**SHORT EXERCISE 1**
In the spatial layout data, take the rows from the line containing "hydrant-marker[interactable] xyxy=(1058,46,1069,56)" down to the line containing "hydrant-marker[interactable] xyxy=(1088,582,1099,600)", and rewrite them with "history-item" changed to "call-log-entry" and nothing else altered. Return only those rows.

---------- TEXT EXTRACT ----------

Support Vector Machine

scala
import smile.math.kernel.*

val kernel = new GaussianKernel(sigma = 1.0)

val model = svm(x, y, kernel,
  C      = 1.0,
  tol    = 1e-3,
  epochs = 1)

Decision Tree (CART)

scala
import smile.data.formula.*
import smile.model.cart.SplitRule

val model = cart(formula, data,
  splitRule = SplitRule.GINI,
  maxDepth  = 20,
  maxNodes  = 0,    // 0 = unlimited
  nodeSize  = 5)

Random Forest

scala
val model = randomForest(formula, data,
  ntrees      = 500,
  mtry        = 0,           // 0 = floor(sqrt(p))
  splitRule   = SplitRule.GINI,
  maxDepth    = 20,
  maxNodes    = 500,
  nodeSize    = 1,
  subsample   = 1.0,         // 1.0 = with replacement
  classWeight = null,
  seeds       = null)

Gradient Boosted Trees

scala
val model = gbm(formula, data,
  ntrees    = 500,
  maxDepth  = 20,
  maxNodes  = 6,
  nodeSize  = 5,
  shrinkage = 0.05,
  subsample = 0.7)

AdaBoost

scala
val model = adaboost(formula, data,
  ntrees   = 500,
  maxDepth = 20,
  maxNodes = 6,
  nodeSize = 1)

Discriminant Analysis

scala
// Fisher's Linear Discriminant
val model = fisher(x, y, L = -1, tol = 1e-4)

// Linear Discriminant Analysis
val model = lda(x, y, priori = null, tol = 1e-4)

// Quadratic Discriminant Analysis
val model = qda(x, y, priori = null, tol = 1e-4)

// Regularized Discriminant Analysis (blends LDA and QDA)
val model = rda(x, y,
  alpha  = 0.5,       // 0 = LDA, 1 = QDA
  priori = null,
  tol    = 1e-4)

---------- INFORMATION GIVEN ----------

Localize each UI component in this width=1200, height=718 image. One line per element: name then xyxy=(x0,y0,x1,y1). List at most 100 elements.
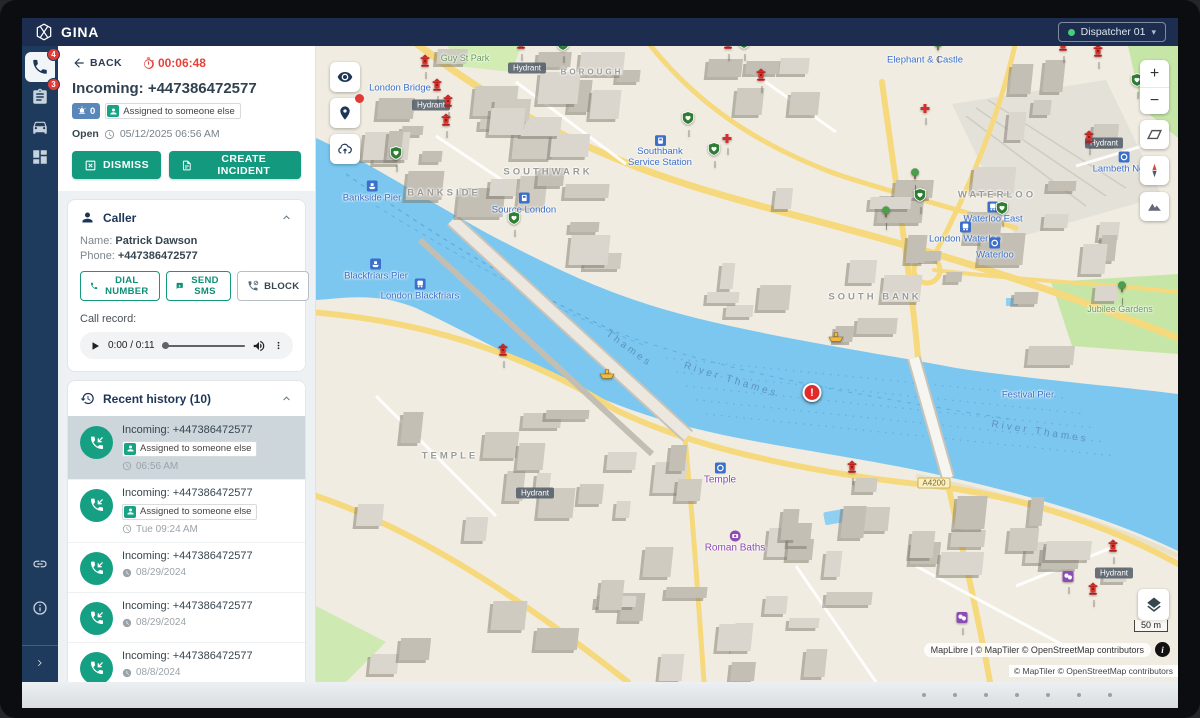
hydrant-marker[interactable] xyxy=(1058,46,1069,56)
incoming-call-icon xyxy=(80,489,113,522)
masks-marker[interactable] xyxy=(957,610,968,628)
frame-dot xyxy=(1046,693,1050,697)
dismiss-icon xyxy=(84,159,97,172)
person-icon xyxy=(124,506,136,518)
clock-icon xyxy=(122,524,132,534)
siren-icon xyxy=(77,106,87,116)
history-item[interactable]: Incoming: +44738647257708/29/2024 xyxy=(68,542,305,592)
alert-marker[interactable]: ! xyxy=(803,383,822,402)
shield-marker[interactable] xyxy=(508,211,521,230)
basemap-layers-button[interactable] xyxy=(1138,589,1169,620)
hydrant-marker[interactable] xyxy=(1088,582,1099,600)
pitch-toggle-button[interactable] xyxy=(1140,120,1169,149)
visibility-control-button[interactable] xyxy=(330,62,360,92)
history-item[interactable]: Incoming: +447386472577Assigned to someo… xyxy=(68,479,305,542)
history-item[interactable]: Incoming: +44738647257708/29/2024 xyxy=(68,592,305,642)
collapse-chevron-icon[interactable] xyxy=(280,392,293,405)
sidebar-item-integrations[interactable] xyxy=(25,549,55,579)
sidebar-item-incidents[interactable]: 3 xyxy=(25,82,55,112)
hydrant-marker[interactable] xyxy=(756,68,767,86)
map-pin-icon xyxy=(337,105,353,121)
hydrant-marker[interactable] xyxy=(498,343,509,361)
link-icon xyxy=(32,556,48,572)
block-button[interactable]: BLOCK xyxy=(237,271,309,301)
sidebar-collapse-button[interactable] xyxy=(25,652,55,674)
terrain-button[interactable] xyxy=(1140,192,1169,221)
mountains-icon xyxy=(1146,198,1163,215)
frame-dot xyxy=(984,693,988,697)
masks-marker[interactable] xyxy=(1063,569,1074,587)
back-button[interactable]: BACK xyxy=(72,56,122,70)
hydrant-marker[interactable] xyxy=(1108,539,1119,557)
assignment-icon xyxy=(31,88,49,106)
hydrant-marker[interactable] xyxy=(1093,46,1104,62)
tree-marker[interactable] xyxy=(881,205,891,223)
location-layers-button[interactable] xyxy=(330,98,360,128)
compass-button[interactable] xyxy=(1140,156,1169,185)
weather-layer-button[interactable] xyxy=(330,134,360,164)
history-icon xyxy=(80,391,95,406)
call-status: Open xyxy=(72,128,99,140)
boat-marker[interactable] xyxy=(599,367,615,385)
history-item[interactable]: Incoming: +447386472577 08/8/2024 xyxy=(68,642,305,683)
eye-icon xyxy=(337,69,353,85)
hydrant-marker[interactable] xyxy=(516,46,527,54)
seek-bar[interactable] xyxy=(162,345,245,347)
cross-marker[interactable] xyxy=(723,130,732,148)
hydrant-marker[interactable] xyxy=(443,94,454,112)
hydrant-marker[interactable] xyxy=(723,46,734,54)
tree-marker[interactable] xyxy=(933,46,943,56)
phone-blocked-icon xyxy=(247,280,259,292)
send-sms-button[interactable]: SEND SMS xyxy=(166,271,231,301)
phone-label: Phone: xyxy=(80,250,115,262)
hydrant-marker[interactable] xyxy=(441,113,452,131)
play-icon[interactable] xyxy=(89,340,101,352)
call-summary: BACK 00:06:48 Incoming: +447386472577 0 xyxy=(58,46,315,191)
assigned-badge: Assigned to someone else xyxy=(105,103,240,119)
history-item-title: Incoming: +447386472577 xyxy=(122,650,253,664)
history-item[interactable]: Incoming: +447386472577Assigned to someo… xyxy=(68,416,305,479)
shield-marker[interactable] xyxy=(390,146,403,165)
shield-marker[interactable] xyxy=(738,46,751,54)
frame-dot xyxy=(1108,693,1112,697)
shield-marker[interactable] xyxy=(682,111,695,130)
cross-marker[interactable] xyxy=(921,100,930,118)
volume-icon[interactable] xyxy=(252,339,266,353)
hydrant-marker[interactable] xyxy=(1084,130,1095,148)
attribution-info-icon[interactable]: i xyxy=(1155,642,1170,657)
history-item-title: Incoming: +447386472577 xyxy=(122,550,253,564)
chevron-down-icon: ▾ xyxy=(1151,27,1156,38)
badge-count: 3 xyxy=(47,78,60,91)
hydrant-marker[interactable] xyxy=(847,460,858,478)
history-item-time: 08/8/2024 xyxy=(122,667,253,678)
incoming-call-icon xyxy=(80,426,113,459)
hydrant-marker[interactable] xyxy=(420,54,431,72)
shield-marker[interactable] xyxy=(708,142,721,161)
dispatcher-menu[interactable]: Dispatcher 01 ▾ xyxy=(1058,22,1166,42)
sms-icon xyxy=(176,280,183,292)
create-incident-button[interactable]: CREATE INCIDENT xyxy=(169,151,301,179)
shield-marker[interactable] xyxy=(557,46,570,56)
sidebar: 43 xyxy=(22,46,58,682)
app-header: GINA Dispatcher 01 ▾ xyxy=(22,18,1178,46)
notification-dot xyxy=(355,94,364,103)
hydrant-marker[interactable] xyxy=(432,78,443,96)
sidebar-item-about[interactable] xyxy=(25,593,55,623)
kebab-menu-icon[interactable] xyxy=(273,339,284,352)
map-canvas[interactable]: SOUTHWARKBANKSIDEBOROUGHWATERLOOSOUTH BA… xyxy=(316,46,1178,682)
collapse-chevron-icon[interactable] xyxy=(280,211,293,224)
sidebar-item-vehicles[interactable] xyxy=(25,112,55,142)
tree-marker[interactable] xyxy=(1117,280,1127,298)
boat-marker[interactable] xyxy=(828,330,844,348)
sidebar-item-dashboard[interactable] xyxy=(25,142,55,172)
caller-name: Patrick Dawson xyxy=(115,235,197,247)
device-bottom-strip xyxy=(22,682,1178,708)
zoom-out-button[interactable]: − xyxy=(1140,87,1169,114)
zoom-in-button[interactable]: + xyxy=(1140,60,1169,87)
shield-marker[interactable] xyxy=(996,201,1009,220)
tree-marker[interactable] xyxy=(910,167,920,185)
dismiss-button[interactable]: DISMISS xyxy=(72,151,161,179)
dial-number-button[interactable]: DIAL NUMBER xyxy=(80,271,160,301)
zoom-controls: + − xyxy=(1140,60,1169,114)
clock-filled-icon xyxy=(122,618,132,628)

----------

**SHORT EXERCISE 2**
In the Scala model-training snippets, what do the comments say the alpha values 0 and 1 mean in the Regularized Discriminant Analysis call?

**EXERCISE OUTPUT 1**
hydrant-marker[interactable] xyxy=(1058,46,1069,56)
incoming-call-icon xyxy=(80,489,113,522)
masks-marker[interactable] xyxy=(957,610,968,628)
frame-dot xyxy=(1046,693,1050,697)
dismiss-icon xyxy=(84,159,97,172)
person-icon xyxy=(124,506,136,518)
clock-icon xyxy=(122,524,132,534)
siren-icon xyxy=(77,106,87,116)
call-log-entry[interactable]: Incoming: +44738647257708/29/2024 xyxy=(68,542,305,592)
alert-marker[interactable]: ! xyxy=(803,383,822,402)
shield-marker[interactable] xyxy=(508,211,521,230)
basemap-layers-button[interactable] xyxy=(1138,589,1169,620)
hydrant-marker[interactable] xyxy=(1088,582,1099,600)

**EXERCISE OUTPUT 2**
Regularized Discriminant Analysis blends LDA and QDA. An alpha of 0 gives LDA, and an alpha of 1 gives QDA.